REQUIREMENT
In the interview transcript, list each thing Speaker 2 says the military experience is an exposure to.

══ SOURCE TEXT

Speaker 2:But all of us that are part of that lineage, having served really sets us apart in a society where it's a voluntary choice, right, you're not forced to go through it, and whatever the decisions drove us to make that sign on that dotted line.
Speaker 2:For whatever length we served, you did something special and you're part of a community that really did something special. I think that's helped prop me up later in life. A lot of your relationships are transactional due to your employment, but yet you have this thing that creates a web and a network with others who have served and have their stories, because that's the thing We've all got our stories right. Piece of property for the federal government and what that meant and the things you were subjected to and had to do. It bonds us together. So I valued that more and more as my life has progressed, and so if you're out there and you've got a family member thinking about it, the returns are far greater than the compensation or what that may contribute to your career, because it it will. It will come back to you for a lifetime absolutely well, and I've.
Speaker 1:I feel like you've already answered my final question, but I I always ask is there any particular message that you want to leave with people? Um, you know, uh, I feel that people will be listening to these stories 100 years from now. Right, and unless there's some miracle of modern medicine, we're not going to be here. What message would you like to leave with people?
Speaker 2:Oh, that is so, so difficult. The military experience is not what movies show you and it's not what I think the general populace thinks it is. It's an exposure to a discipline, a teamwork environment and a shared missions, goals and purpose. That is unique and those are skills, traits that I would want with anybody that I worked with in my life. In my life, and when you say thank you for your service, be curious about what that individual service member went through, what their experiences were. The stories are great we all have them but to have put your life on the line for a country that stands for freedom, that you're really doing it voluntarily so that everybody else around you can have the freedoms that they have.

════
══ RECORDED DATA

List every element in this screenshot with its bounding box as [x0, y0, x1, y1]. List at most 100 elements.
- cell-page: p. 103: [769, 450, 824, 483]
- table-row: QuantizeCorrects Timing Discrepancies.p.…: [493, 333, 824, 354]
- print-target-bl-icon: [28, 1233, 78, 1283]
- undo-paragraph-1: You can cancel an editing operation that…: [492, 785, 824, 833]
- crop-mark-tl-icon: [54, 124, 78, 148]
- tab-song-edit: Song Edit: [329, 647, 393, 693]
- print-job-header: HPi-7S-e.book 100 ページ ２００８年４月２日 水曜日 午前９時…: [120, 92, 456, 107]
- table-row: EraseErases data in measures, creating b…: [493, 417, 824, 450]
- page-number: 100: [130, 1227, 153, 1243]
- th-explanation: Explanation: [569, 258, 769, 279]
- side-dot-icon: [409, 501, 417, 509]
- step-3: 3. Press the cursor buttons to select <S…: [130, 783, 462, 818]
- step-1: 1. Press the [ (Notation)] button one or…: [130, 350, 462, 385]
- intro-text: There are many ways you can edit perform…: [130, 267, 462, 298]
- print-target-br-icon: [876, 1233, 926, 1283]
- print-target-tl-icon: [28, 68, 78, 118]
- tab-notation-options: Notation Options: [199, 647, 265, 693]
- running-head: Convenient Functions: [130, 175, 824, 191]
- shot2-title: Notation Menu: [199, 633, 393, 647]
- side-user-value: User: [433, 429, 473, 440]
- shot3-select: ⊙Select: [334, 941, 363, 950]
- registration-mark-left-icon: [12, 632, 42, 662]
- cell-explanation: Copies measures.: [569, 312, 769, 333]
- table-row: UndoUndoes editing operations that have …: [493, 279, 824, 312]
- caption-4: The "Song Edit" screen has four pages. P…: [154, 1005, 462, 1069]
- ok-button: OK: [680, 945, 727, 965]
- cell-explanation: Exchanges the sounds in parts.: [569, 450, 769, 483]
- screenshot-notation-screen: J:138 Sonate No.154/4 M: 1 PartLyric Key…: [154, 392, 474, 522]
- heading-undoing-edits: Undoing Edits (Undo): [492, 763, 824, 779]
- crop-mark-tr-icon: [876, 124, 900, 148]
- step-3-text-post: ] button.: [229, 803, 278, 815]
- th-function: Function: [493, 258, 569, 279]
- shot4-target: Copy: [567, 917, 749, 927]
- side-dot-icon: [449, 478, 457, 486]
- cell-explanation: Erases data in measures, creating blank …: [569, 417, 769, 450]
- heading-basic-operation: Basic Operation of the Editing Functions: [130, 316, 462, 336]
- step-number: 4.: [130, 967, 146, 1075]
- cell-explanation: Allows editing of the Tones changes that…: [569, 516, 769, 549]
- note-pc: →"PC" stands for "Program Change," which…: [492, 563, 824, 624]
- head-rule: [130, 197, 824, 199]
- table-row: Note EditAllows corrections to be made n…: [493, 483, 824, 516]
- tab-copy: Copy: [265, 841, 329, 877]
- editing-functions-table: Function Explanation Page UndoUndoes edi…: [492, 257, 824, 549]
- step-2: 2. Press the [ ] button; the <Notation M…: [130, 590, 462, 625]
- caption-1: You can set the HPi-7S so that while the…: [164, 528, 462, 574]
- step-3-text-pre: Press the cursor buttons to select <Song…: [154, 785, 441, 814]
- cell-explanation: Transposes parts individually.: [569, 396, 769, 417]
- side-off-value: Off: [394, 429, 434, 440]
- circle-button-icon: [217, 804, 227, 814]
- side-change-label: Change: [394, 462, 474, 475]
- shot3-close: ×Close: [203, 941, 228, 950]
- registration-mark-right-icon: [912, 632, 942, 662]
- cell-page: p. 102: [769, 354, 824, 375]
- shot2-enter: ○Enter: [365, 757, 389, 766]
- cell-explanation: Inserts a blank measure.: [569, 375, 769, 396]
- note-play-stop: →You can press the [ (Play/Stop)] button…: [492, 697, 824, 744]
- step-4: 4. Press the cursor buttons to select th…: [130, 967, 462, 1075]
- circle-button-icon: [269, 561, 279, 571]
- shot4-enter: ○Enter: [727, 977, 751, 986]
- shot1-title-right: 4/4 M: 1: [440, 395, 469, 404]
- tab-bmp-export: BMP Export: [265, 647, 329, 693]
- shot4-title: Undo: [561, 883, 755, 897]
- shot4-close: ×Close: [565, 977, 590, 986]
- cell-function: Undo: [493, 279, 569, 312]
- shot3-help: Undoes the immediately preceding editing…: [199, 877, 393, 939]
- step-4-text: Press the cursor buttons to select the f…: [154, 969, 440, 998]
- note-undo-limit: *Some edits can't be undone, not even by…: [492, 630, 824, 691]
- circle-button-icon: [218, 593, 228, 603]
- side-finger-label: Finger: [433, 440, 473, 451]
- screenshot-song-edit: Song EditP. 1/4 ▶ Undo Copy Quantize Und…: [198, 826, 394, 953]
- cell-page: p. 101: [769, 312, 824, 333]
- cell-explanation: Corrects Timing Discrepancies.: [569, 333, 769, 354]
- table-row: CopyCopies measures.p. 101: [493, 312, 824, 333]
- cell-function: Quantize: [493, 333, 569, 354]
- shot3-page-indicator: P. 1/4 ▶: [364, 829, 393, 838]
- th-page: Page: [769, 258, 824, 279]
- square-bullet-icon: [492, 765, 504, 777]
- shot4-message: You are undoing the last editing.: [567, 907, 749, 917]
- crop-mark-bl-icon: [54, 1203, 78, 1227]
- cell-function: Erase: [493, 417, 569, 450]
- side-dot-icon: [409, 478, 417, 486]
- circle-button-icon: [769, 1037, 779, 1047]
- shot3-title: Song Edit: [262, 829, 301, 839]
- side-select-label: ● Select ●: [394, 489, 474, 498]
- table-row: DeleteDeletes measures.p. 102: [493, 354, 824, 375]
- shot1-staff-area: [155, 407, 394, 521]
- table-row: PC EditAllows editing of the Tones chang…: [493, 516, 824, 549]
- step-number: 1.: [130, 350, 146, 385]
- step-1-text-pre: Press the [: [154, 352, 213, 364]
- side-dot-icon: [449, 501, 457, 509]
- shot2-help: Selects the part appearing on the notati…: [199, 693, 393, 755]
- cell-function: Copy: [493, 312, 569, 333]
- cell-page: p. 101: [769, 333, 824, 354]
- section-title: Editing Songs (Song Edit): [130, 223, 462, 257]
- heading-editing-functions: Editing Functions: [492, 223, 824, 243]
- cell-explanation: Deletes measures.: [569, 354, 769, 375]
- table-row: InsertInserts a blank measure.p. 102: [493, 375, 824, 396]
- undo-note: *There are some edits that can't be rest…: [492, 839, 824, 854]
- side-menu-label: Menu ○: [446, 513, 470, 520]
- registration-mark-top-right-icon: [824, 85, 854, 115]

════

SOLUTION TO THIS EXERCISE
- a discipline
- a teamwork environment
- shared missions, goals and purpose